[Source data]
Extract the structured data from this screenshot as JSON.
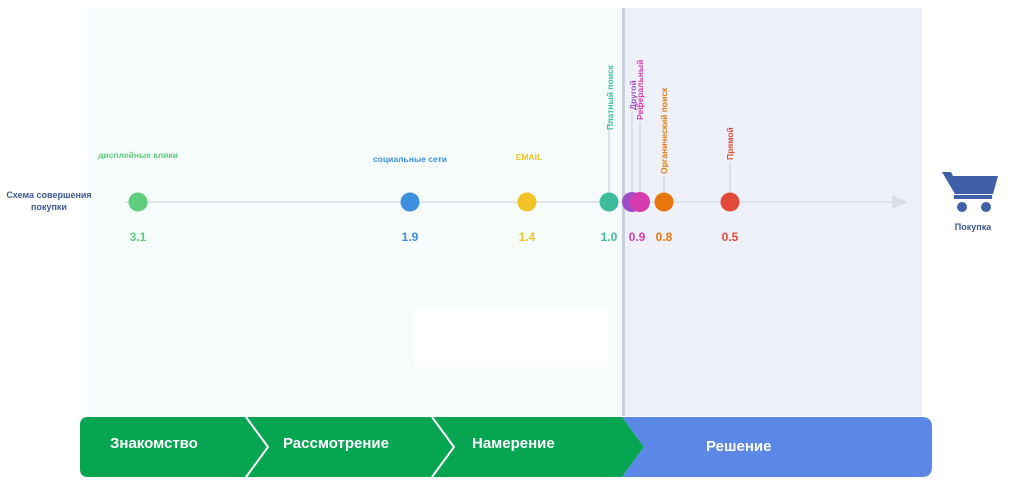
{
  "journey": {
    "start_label": "Схема совершения покупки",
    "end_label": "Покупка",
    "end_icon": "shopping-cart-icon",
    "channels": [
      {
        "key": "display",
        "label": "дисплейные клики",
        "value": "3.1",
        "color": "#5fcd79",
        "label_orientation": "horizontal"
      },
      {
        "key": "social",
        "label": "социальные сети",
        "value": "1.9",
        "color": "#3f8fe0",
        "label_orientation": "horizontal"
      },
      {
        "key": "email",
        "label": "EMAIL",
        "value": "1.4",
        "color": "#f2c326",
        "label_orientation": "horizontal"
      },
      {
        "key": "paid",
        "label": "Платный поиск",
        "value": "1.0",
        "color": "#3dbb9b",
        "label_orientation": "vertical"
      },
      {
        "key": "other",
        "label": "Другой",
        "value": "0.9",
        "color": "#9c4fc8",
        "label_orientation": "vertical"
      },
      {
        "key": "referral",
        "label": "Реферальный",
        "value": "",
        "color": "#d63cae",
        "label_orientation": "vertical"
      },
      {
        "key": "organic",
        "label": "Органический поиск",
        "value": "0.8",
        "color": "#e8780c",
        "label_orientation": "vertical"
      },
      {
        "key": "direct",
        "label": "Прямой",
        "value": "0.5",
        "color": "#e04a36",
        "label_orientation": "vertical"
      }
    ],
    "value_colors": {
      "0.9": "#d63cae"
    }
  },
  "stages": [
    {
      "label": "Знакомство",
      "color": "#05a551"
    },
    {
      "label": "Рассмотрение",
      "color": "#05a551"
    },
    {
      "label": "Намерение",
      "color": "#05a551"
    },
    {
      "label": "Решение",
      "color": "#5b88e6"
    }
  ],
  "colors": {
    "axis": "#d9dde6",
    "label_navy": "#3a5a96",
    "cart": "#3f5fa6"
  }
}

* _Directions for this task_:
Transcribe the whole listing, character for character, but not its images.

* _Correct result_:
Extract the structured data from this screenshot as JSON.
{
  "journey": {
    "start_label": "Схема совершения покупки",
    "end_label": "Покупка",
    "end_icon": "shopping-cart-icon",
    "channels": [
      {
        "key": "display",
        "label": "дисплейные клики",
        "value": "3.1",
        "color": "#5fcd79",
        "label_orientation": "horizontal"
      },
      {
        "key": "social",
        "label": "социальные сети",
        "value": "1.9",
        "color": "#3f8fe0",
        "label_orientation": "horizontal"
      },
      {
        "key": "email",
        "label": "EMAIL",
        "value": "1.4",
        "color": "#f2c326",
        "label_orientation": "horizontal"
      },
      {
        "key": "paid",
        "label": "Платный поиск",
        "value": "1.0",
        "color": "#3dbb9b",
        "label_orientation": "vertical"
      },
      {
        "key": "other",
        "label": "Другой",
        "value": "0.9",
        "color": "#9c4fc8",
        "label_orientation": "vertical"
      },
      {
        "key": "referral",
        "label": "Реферальный",
        "value": "",
        "color": "#d63cae",
        "label_orientation": "vertical"
      },
      {
        "key": "organic",
        "label": "Органический поиск",
        "value": "0.8",
        "color": "#e8780c",
        "label_orientation": "vertical"
      },
      {
        "key": "direct",
        "label": "Прямой",
        "value": "0.5",
        "color": "#e04a36",
        "label_orientation": "vertical"
      }
    ],
    "value_colors": {
      "0.9": "#d63cae"
    }
  },
  "stages": [
    {
      "label": "Знакомство",
      "color": "#05a551"
    },
    {
      "label": "Рассмотрение",
      "color": "#05a551"
    },
    {
      "label": "Намерение",
      "color": "#05a551"
    },
    {
      "label": "Решение",
      "color": "#5b88e6"
    }
  ],
  "colors": {
    "axis": "#d9dde6",
    "label_navy": "#3a5a96",
    "cart": "#3f5fa6"
  }
}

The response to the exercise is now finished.